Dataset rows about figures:
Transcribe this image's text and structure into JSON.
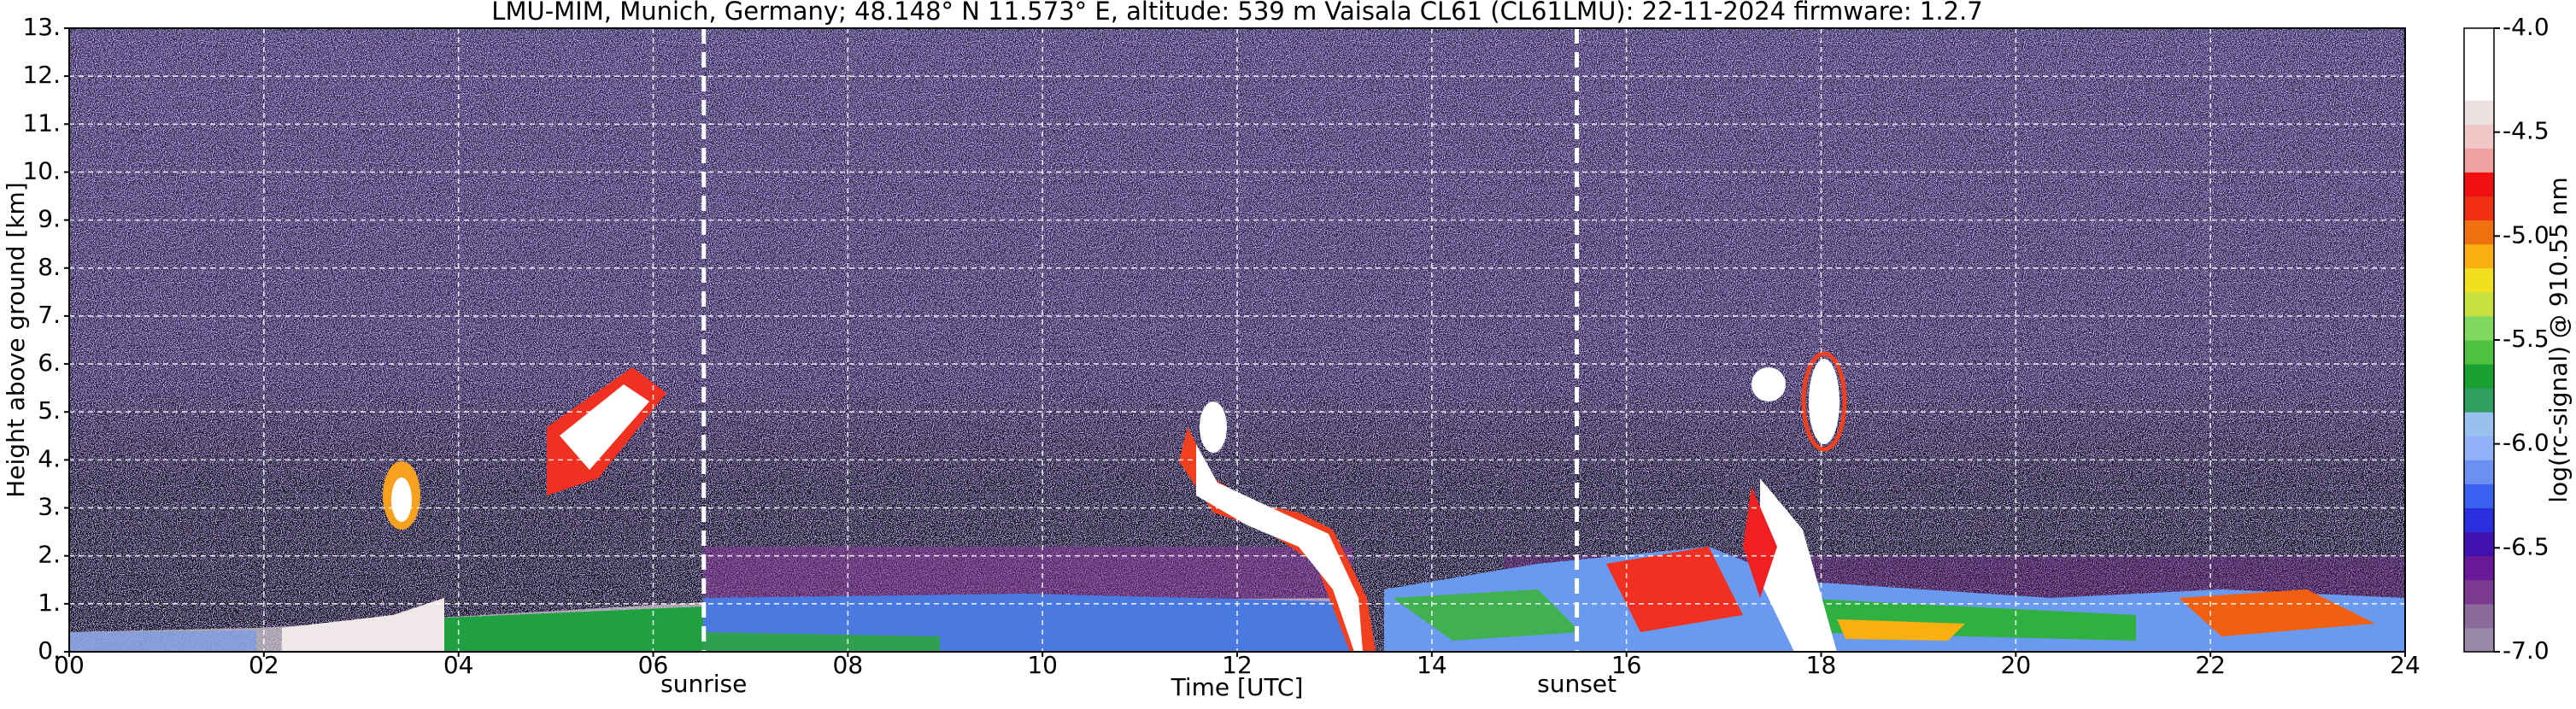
{
  "chart_data": {
    "type": "heatmap",
    "title": "LMU-MIM, Munich, Germany; 48.148° N 11.573° E, altitude: 539 m    Vaisala CL61 (CL61LMU): 22-11-2024    firmware: 1.2.7",
    "x_label": "Time [UTC]",
    "y_label": "Height above ground [km]",
    "xlim": [
      0,
      24
    ],
    "xticks": [
      {
        "value": 0,
        "label": "00"
      },
      {
        "value": 2,
        "label": "02"
      },
      {
        "value": 4,
        "label": "04"
      },
      {
        "value": 6,
        "label": "06"
      },
      {
        "value": 8,
        "label": "08"
      },
      10,
      12,
      14,
      16,
      18,
      20,
      22,
      24
    ],
    "ylim": [
      0,
      13
    ],
    "yticks": [
      {
        "value": 0,
        "label": "0."
      },
      {
        "value": 1,
        "label": "1."
      },
      {
        "value": 2,
        "label": "2."
      },
      {
        "value": 3,
        "label": "3."
      },
      {
        "value": 4,
        "label": "4."
      },
      {
        "value": 5,
        "label": "5."
      },
      {
        "value": 6,
        "label": "6."
      },
      {
        "value": 7,
        "label": "7."
      },
      {
        "value": 8,
        "label": "8."
      },
      {
        "value": 9,
        "label": "9."
      },
      {
        "value": 10,
        "label": "10."
      },
      {
        "value": 11,
        "label": "11."
      },
      {
        "value": 12,
        "label": "12."
      },
      {
        "value": 13,
        "label": "13."
      }
    ],
    "grid": true,
    "annotations": [
      {
        "text": "sunrise",
        "x": 6.52
      },
      {
        "text": "sunset",
        "x": 15.49
      }
    ],
    "colorbar": {
      "label": "log(rc-signal) @ 910.55 nm",
      "clim": [
        -7,
        -4
      ],
      "ticks": [
        {
          "value": -4,
          "label": "-4.0"
        },
        -4.5,
        {
          "value": -5,
          "label": "-5.0"
        },
        -5.5,
        {
          "value": -6,
          "label": "-6.0"
        },
        -6.5,
        {
          "value": -7,
          "label": "-7.0"
        }
      ],
      "colors": [
        "#9a88a8",
        "#8a6a9a",
        "#7a3a90",
        "#6a1a98",
        "#4010b0",
        "#2a30e0",
        "#3a60f0",
        "#6a90f0",
        "#90b0f8",
        "#9ac0f0",
        "#30a060",
        "#18a030",
        "#50c040",
        "#80d860",
        "#c8e040",
        "#f0e020",
        "#f8b010",
        "#f07010",
        "#f03010",
        "#f01010",
        "#f0a0a0",
        "#f0c8c8",
        "#ece0e0",
        "#ffffff",
        "#ffffff",
        "#ffffff"
      ]
    }
  }
}
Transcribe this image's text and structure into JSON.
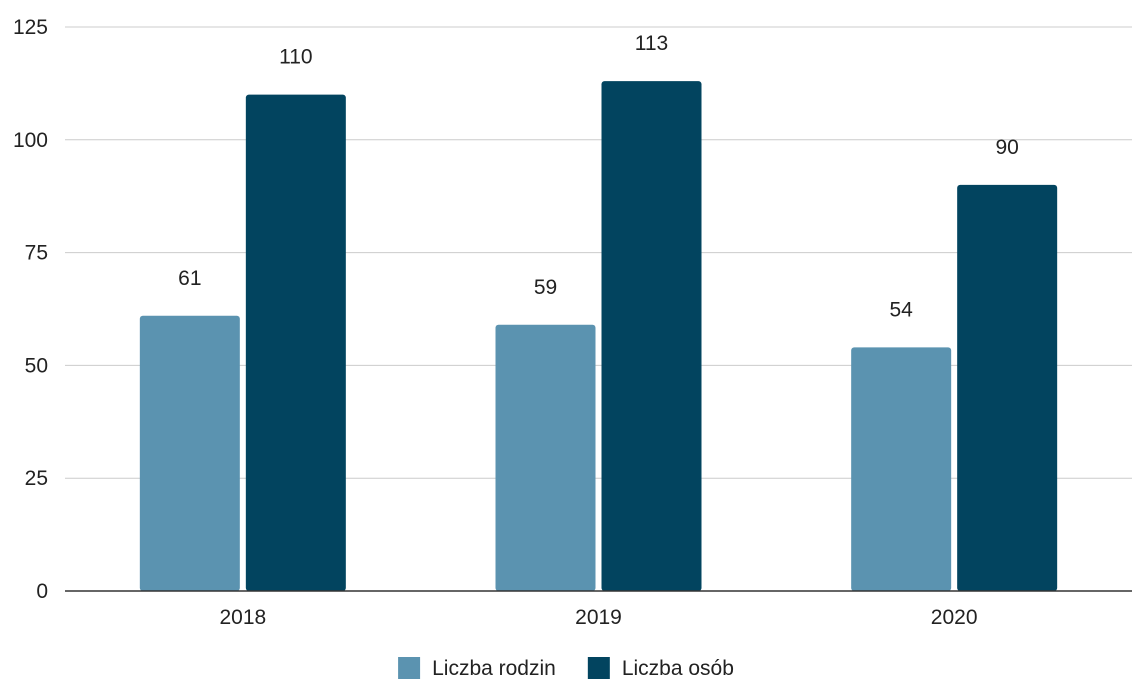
{
  "chart_data": {
    "type": "bar",
    "categories": [
      "2018",
      "2019",
      "2020"
    ],
    "series": [
      {
        "name": "Liczba rodzin",
        "values": [
          61,
          59,
          54
        ],
        "color": "#5b93b0"
      },
      {
        "name": "Liczba osób",
        "values": [
          110,
          113,
          90
        ],
        "color": "#02445f"
      }
    ],
    "ylim": [
      0,
      125
    ],
    "yticks": [
      "0",
      "25",
      "50",
      "75",
      "100",
      "125"
    ],
    "grid": true,
    "legend_position": "bottom"
  }
}
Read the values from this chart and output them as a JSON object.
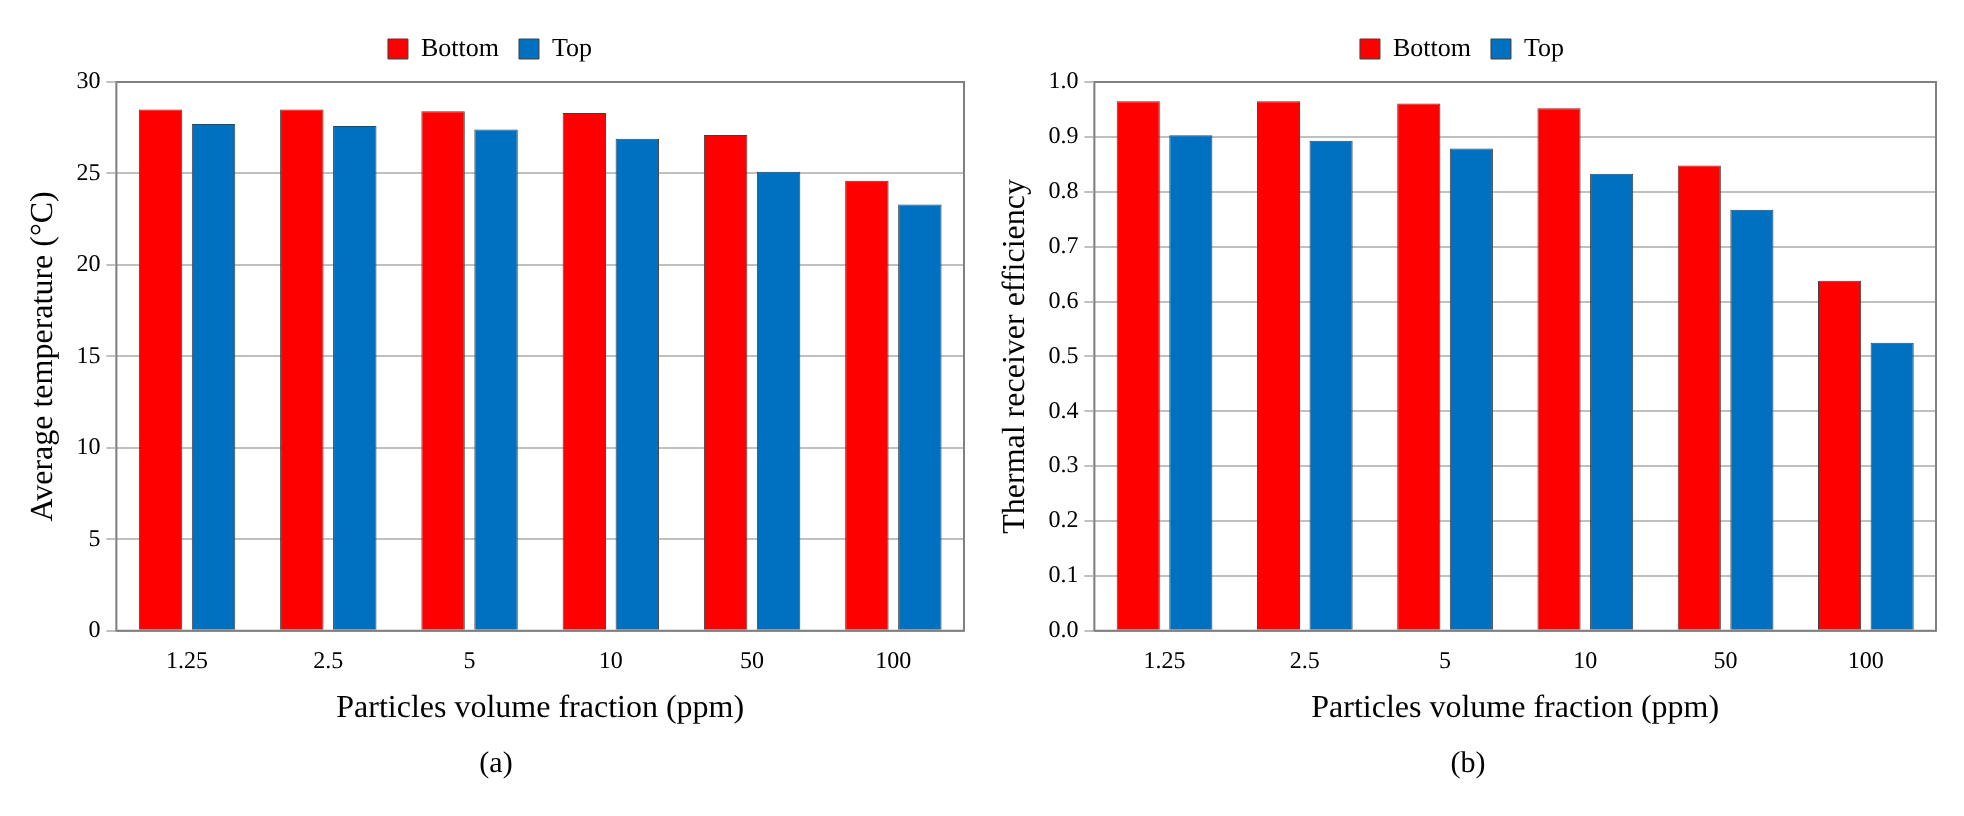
{
  "chart_data": [
    {
      "type": "bar",
      "categories": [
        "1.25",
        "2.5",
        "5",
        "10",
        "50",
        "100"
      ],
      "xlabel": "Particles volume fraction (ppm)",
      "ylabel": "Average temperature (°C)",
      "series": [
        {
          "name": "Bottom",
          "color": "#ff0000",
          "values": [
            28.5,
            28.5,
            28.4,
            28.3,
            27.1,
            24.6
          ]
        },
        {
          "name": "Top",
          "color": "#0070c0",
          "values": [
            27.7,
            27.6,
            27.4,
            26.9,
            25.1,
            23.3
          ]
        }
      ],
      "ylim": [
        0,
        30
      ],
      "yticks": [
        0,
        5,
        10,
        15,
        20,
        25,
        30
      ],
      "grid": "y",
      "legend": "top",
      "annotations": [
        "(a)"
      ]
    },
    {
      "type": "bar",
      "categories": [
        "1.25",
        "2.5",
        "5",
        "10",
        "50",
        "100"
      ],
      "xlabel": "Particles volume fraction (ppm)",
      "ylabel": "Thermal receiver efficiency",
      "series": [
        {
          "name": "Bottom",
          "color": "#ff0000",
          "values": [
            0.965,
            0.965,
            0.961,
            0.952,
            0.848,
            0.638
          ]
        },
        {
          "name": "Top",
          "color": "#0070c0",
          "values": [
            0.903,
            0.893,
            0.879,
            0.833,
            0.767,
            0.525
          ]
        }
      ],
      "ylim": [
        0,
        1
      ],
      "yticks": [
        {
          "value": 0,
          "label": "0.0"
        },
        0.1,
        0.2,
        0.3,
        0.4,
        0.5,
        0.6,
        0.7,
        0.8,
        0.9,
        {
          "value": 1,
          "label": "1.0"
        }
      ],
      "grid": "y",
      "legend": "top",
      "annotations": [
        "(b)"
      ]
    }
  ]
}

#### Exercise
Reproduce each record above by retyping it exactly; omit all images.

#### Written solution
Transcribe this image's text and structure into JSON.
{
  "chart_data": {
    "type": "heatmap",
    "title": "LMU-MIM, Munich, Germany; 48.148° N 11.573° E, altitude: 539 m    Vaisala CL61 (CL61LMU): 22-11-2024    firmware: 1.2.7",
    "x_label": "Time [UTC]",
    "y_label": "Height above ground [km]",
    "xlim": [
      0,
      24
    ],
    "xticks": [
      {
        "value": 0,
        "label": "00"
      },
      {
        "value": 2,
        "label": "02"
      },
      {
        "value": 4,
        "label": "04"
      },
      {
        "value": 6,
        "label": "06"
      },
      {
        "value": 8,
        "label": "08"
      },
      10,
      12,
      14,
      16,
      18,
      20,
      22,
      24
    ],
    "ylim": [
      0,
      13
    ],
    "yticks": [
      {
        "value": 0,
        "label": "0."
      },
      {
        "value": 1,
        "label": "1."
      },
      {
        "value": 2,
        "label": "2."
      },
      {
        "value": 3,
        "label": "3."
      },
      {
        "value": 4,
        "label": "4."
      },
      {
        "value": 5,
        "label": "5."
      },
      {
        "value": 6,
        "label": "6."
      },
      {
        "value": 7,
        "label": "7."
      },
      {
        "value": 8,
        "label": "8."
      },
      {
        "value": 9,
        "label": "9."
      },
      {
        "value": 10,
        "label": "10."
      },
      {
        "value": 11,
        "label": "11."
      },
      {
        "value": 12,
        "label": "12."
      },
      {
        "value": 13,
        "label": "13."
      }
    ],
    "grid": true,
    "annotations": [
      {
        "text": "sunrise",
        "x": 6.52
      },
      {
        "text": "sunset",
        "x": 15.49
      }
    ],
    "colorbar": {
      "label": "log(rc-signal) @ 910.55 nm",
      "clim": [
        -7,
        -4
      ],
      "ticks": [
        {
          "value": -4,
          "label": "-4.0"
        },
        -4.5,
        {
          "value": -5,
          "label": "-5.0"
        },
        -5.5,
        {
          "value": -6,
          "label": "-6.0"
        },
        -6.5,
        {
          "value": -7,
          "label": "-7.0"
        }
      ],
      "colors": [
        "#9a88a8",
        "#8a6a9a",
        "#7a3a90",
        "#6a1a98",
        "#4010b0",
        "#2a30e0",
        "#3a60f0",
        "#6a90f0",
        "#90b0f8",
        "#9ac0f0",
        "#30a060",
        "#18a030",
        "#50c040",
        "#80d860",
        "#c8e040",
        "#f0e020",
        "#f8b010",
        "#f07010",
        "#f03010",
        "#f01010",
        "#f0a0a0",
        "#f0c8c8",
        "#ece0e0",
        "#ffffff",
        "#ffffff",
        "#ffffff"
      ]
    }
  }
}
Transcribe this image's text and structure into JSON.
{
  "chart_data": {
    "type": "bar",
    "categories": [
      "2018",
      "2019",
      "2020"
    ],
    "series": [
      {
        "name": "Liczba rodzin",
        "values": [
          61,
          59,
          54
        ],
        "color": "#5b93b0"
      },
      {
        "name": "Liczba osób",
        "values": [
          110,
          113,
          90
        ],
        "color": "#02445f"
      }
    ],
    "ylim": [
      0,
      125
    ],
    "yticks": [
      "0",
      "25",
      "50",
      "75",
      "100",
      "125"
    ],
    "grid": true,
    "legend_position": "bottom"
  }
}
Read the values from this chart and output them as a JSON object.
{
  "chart_data": [
    {
      "type": "bar",
      "categories": [
        "1.25",
        "2.5",
        "5",
        "10",
        "50",
        "100"
      ],
      "xlabel": "Particles volume fraction (ppm)",
      "ylabel": "Average temperature (°C)",
      "series": [
        {
          "name": "Bottom",
          "color": "#ff0000",
          "values": [
            28.5,
            28.5,
            28.4,
            28.3,
            27.1,
            24.6
          ]
        },
        {
          "name": "Top",
          "color": "#0070c0",
          "values": [
            27.7,
            27.6,
            27.4,
            26.9,
            25.1,
            23.3
          ]
        }
      ],
      "ylim": [
        0,
        30
      ],
      "yticks": [
        0,
        5,
        10,
        15,
        20,
        25,
        30
      ],
      "grid": "y",
      "legend": "top",
      "annotations": [
        "(a)"
      ]
    },
    {
      "type": "bar",
      "categories": [
        "1.25",
        "2.5",
        "5",
        "10",
        "50",
        "100"
      ],
      "xlabel": "Particles volume fraction (ppm)",
      "ylabel": "Thermal receiver efficiency",
      "series": [
        {
          "name": "Bottom",
          "color": "#ff0000",
          "values": [
            0.965,
            0.965,
            0.961,
            0.952,
            0.848,
            0.638
          ]
        },
        {
          "name": "Top",
          "color": "#0070c0",
          "values": [
            0.903,
            0.893,
            0.879,
            0.833,
            0.767,
            0.525
          ]
        }
      ],
      "ylim": [
        0,
        1
      ],
      "yticks": [
        {
          "value": 0,
          "label": "0.0"
        },
        0.1,
        0.2,
        0.3,
        0.4,
        0.5,
        0.6,
        0.7,
        0.8,
        0.9,
        {
          "value": 1,
          "label": "1.0"
        }
      ],
      "grid": "y",
      "legend": "top",
      "annotations": [
        "(b)"
      ]
    }
  ]
}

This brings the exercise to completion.